Problem to work on
Lay out the data from its first line up to and including the line with "part-number-cell: 1055895: [479, 938, 562, 960]" as a Markdown table with the columns "No." and "Entry", numbering each row and skipping blank lines.

[Records from a collection]
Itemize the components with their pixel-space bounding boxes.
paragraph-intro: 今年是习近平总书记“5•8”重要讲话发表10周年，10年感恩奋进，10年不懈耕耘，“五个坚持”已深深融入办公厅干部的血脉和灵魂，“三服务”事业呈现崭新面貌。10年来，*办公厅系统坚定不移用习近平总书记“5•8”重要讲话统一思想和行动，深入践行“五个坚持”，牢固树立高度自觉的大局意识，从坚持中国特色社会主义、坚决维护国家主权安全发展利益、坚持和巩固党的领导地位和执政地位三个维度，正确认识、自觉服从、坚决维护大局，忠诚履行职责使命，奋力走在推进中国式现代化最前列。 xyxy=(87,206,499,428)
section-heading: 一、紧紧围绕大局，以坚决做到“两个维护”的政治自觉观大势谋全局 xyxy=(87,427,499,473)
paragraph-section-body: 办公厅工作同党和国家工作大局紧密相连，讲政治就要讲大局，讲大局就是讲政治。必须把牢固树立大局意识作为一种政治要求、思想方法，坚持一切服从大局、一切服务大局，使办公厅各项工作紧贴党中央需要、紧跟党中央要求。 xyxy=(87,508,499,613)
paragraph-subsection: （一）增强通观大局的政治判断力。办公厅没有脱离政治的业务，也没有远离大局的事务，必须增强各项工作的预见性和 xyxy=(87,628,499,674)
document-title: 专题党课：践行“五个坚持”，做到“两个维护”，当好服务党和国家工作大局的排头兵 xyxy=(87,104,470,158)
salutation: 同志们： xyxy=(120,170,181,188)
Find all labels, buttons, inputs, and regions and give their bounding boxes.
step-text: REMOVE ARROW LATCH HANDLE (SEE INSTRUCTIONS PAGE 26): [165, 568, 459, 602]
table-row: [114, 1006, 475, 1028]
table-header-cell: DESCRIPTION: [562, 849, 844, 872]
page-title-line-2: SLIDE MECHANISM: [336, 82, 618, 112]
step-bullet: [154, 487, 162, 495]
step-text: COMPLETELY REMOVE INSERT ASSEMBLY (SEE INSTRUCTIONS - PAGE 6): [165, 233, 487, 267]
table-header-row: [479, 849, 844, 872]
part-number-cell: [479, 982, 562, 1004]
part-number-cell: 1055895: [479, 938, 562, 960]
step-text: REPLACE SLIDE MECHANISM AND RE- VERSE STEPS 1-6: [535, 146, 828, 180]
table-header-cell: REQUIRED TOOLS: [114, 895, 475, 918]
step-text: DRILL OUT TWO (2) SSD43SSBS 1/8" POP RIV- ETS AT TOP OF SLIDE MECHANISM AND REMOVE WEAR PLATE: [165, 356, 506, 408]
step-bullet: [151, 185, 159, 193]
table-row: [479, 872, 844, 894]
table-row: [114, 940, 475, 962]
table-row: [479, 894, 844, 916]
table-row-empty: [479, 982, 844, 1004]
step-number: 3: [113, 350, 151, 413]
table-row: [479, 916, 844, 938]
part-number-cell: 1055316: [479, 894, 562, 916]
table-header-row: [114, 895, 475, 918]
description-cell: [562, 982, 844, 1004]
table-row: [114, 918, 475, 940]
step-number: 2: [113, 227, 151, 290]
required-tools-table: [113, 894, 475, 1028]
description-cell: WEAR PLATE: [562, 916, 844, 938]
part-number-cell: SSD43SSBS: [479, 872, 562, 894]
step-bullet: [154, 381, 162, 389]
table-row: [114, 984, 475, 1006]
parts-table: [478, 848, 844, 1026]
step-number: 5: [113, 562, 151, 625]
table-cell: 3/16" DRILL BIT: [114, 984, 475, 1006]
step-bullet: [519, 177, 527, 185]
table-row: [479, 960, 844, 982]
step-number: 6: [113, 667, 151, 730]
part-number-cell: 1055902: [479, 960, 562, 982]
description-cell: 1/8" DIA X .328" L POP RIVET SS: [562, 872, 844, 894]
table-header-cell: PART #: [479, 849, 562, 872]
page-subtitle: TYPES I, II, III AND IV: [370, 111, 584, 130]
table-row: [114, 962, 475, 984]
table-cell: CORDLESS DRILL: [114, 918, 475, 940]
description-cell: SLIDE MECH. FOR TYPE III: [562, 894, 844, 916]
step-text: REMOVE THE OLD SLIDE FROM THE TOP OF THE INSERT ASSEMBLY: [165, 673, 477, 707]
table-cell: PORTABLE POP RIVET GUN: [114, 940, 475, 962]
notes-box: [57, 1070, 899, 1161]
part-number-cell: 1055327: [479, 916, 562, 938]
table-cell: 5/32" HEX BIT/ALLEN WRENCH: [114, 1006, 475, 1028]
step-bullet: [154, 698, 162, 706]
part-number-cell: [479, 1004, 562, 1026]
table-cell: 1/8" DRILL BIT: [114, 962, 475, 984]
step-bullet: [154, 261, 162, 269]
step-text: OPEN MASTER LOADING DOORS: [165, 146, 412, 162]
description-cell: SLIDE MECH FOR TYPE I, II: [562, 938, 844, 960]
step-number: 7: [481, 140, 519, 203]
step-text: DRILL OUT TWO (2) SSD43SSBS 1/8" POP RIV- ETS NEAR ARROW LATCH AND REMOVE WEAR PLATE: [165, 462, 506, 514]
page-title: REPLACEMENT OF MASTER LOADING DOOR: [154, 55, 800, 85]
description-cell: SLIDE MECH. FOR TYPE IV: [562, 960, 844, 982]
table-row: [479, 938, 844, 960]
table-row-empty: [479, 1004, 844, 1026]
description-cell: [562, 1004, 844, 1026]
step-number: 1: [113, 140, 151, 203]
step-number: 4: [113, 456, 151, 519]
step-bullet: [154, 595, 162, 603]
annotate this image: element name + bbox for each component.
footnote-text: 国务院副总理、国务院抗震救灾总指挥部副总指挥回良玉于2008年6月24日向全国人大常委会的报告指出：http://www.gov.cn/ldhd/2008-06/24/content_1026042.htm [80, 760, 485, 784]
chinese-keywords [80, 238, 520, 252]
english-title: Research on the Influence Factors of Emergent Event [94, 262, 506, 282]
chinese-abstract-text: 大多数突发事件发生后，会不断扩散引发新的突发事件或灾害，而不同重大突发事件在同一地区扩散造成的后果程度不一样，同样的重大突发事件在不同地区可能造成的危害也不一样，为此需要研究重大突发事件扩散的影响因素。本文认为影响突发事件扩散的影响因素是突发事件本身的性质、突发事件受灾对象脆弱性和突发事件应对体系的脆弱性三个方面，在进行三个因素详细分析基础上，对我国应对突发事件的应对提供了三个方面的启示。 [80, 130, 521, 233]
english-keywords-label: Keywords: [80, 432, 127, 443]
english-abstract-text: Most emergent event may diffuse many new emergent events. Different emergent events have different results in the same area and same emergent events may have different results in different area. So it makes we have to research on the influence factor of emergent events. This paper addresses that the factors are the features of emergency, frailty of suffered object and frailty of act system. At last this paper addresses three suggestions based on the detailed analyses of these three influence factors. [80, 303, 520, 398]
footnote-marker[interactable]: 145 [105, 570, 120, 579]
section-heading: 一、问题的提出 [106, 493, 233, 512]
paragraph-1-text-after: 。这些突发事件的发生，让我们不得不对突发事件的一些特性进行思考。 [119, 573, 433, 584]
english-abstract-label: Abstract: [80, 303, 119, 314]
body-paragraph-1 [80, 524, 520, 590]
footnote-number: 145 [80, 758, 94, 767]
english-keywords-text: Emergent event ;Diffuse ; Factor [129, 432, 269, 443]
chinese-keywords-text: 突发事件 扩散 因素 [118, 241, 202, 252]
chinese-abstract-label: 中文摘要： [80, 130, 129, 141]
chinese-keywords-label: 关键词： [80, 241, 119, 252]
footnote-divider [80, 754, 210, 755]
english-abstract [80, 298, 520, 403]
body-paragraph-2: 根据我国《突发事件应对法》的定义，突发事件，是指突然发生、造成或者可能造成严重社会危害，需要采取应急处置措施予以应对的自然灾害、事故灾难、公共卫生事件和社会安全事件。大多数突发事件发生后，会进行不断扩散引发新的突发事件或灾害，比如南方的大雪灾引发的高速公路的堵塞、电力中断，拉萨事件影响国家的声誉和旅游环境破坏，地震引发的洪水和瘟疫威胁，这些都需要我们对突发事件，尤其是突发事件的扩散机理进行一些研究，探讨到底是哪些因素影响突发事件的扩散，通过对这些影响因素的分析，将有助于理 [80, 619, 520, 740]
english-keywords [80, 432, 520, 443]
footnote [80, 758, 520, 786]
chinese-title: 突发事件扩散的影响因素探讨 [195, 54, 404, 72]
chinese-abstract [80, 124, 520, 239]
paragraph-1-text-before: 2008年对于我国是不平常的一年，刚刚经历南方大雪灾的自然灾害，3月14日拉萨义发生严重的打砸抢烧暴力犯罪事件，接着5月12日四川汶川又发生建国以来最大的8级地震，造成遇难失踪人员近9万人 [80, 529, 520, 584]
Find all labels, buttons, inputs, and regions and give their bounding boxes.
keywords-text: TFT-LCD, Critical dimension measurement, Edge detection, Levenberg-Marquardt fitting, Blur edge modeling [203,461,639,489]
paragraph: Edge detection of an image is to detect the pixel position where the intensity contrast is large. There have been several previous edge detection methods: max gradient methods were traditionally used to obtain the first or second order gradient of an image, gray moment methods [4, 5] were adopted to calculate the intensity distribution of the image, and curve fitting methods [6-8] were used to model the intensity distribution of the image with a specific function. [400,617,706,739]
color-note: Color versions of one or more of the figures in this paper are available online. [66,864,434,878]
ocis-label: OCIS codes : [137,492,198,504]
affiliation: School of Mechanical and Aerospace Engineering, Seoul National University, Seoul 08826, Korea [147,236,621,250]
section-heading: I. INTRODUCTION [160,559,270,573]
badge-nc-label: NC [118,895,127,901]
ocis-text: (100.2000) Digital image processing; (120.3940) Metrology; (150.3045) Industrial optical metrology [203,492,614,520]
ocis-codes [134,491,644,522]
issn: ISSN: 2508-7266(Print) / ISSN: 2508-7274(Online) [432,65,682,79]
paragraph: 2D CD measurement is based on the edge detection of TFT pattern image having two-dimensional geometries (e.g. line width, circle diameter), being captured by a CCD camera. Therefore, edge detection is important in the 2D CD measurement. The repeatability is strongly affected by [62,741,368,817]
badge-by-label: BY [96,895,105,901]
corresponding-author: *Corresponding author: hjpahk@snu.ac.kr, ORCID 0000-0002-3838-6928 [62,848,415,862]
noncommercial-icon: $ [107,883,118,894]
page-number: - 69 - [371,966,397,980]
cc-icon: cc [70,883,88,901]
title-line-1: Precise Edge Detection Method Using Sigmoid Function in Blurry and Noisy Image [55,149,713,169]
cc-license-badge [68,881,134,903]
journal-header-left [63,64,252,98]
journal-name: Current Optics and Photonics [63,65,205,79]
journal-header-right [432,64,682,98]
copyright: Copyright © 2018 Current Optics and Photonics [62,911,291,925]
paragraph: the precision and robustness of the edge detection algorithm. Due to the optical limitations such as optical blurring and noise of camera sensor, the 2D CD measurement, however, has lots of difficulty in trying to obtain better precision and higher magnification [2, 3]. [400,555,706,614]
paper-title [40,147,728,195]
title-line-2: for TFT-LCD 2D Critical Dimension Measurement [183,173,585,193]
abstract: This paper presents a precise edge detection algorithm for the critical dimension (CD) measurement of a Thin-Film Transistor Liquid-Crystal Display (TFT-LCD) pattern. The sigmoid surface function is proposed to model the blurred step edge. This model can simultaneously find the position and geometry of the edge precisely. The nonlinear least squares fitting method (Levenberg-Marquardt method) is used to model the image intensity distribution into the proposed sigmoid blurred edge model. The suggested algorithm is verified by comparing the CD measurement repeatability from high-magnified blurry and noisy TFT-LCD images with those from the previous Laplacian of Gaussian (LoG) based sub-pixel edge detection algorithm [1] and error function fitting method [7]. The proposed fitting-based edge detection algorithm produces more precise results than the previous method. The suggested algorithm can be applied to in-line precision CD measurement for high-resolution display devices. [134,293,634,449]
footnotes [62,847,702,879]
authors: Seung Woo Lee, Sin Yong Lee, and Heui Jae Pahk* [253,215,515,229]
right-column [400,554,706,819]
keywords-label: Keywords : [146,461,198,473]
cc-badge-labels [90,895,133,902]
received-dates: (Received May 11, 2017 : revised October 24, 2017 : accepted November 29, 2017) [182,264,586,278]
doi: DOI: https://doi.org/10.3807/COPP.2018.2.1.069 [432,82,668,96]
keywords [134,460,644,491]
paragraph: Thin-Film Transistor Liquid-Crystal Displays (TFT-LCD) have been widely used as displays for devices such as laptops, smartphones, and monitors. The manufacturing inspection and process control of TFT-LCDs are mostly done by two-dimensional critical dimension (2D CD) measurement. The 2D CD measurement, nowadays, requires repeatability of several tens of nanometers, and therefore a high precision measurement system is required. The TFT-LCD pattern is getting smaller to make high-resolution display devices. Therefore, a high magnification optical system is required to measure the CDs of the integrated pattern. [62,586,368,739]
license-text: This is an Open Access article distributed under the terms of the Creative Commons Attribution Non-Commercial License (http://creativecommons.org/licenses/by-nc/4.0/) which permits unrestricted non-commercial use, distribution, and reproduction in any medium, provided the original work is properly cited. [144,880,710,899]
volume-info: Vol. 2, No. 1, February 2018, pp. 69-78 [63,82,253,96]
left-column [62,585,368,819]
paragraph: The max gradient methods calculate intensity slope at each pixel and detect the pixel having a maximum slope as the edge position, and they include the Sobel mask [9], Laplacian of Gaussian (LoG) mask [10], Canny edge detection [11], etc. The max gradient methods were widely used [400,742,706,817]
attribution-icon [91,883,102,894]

Response to the task
| No. | Entry |
|---|---|
| 1 | Itemize the components with their pixel-space bounding boxes. |
| 2 | paragraph-intro: 今年是习近平总书记“5•8”重要讲话发表10周年，10年感恩奋进，10年不懈耕耘，“五个坚持”已深深融入办公厅干部的血脉和灵魂，“三服务”事业呈现崭新面貌。10年来，*办公厅系统坚定不移用习近平总书记“5•8”重要讲话统一思想和行动，深入践行“五个坚持”，牢固树立高度自觉的大局意识，从坚持中国特色社会主义、坚决维护国家主权安全发展利益、坚持和巩固党的领导地位和执政地位三个维度，正确认识、自觉服从、坚决维护大局，忠诚履行职责使命，奋力走在推进中国式现代化最前列。 xyxy=(87,206,499,428) |
| 3 | section-heading: 一、紧紧围绕大局，以坚决做到“两个维护”的政治自觉观大势谋全局 xyxy=(87,427,499,473) |
| 4 | paragraph-section-body: 办公厅工作同党和国家工作大局紧密相连，讲政治就要讲大局，讲大局就是讲政治。必须把牢固树立大局意识作为一种政治要求、思想方法，坚持一切服从大局、一切服务大局，使办公厅各项工作紧贴党中央需要、紧跟党中央要求。 xyxy=(87,508,499,613) |
| 5 | paragraph-subsection: （一）增强通观大局的政治判断力。办公厅没有脱离政治的业务，也没有远离大局的事务，必须增强各项工作的预见性和 xyxy=(87,628,499,674) |
| 6 | document-title: 专题党课：践行“五个坚持”，做到“两个维护”，当好服务党和国家工作大局的排头兵 xyxy=(87,104,470,158) |
| 7 | salutation: 同志们： xyxy=(120,170,181,188) |
| 8 | Find all labels, buttons, inputs, and regions and give their bounding boxes. |
| 9 | step-text: REMOVE ARROW LATCH HANDLE (SEE INSTRUCTIONS PAGE 26): [165, 568, 459, 602] |
| 10 | table-row: [114, 1006, 475, 1028] |
| 11 | table-header-cell: DESCRIPTION: [562, 849, 844, 872] |
| 12 | page-title-line-2: SLIDE MECHANISM: [336, 82, 618, 112] |
| 13 | step-bullet: [154, 487, 162, 495] |
| 14 | step-text: COMPLETELY REMOVE INSERT ASSEMBLY (SEE INSTRUCTIONS - PAGE 6): [165, 233, 487, 267] |
| 15 | table-header-row: [479, 849, 844, 872] |
| 16 | part-number-cell: [479, 982, 562, 1004] |
| 17 | part-number-cell: 1055895: [479, 938, 562, 960] |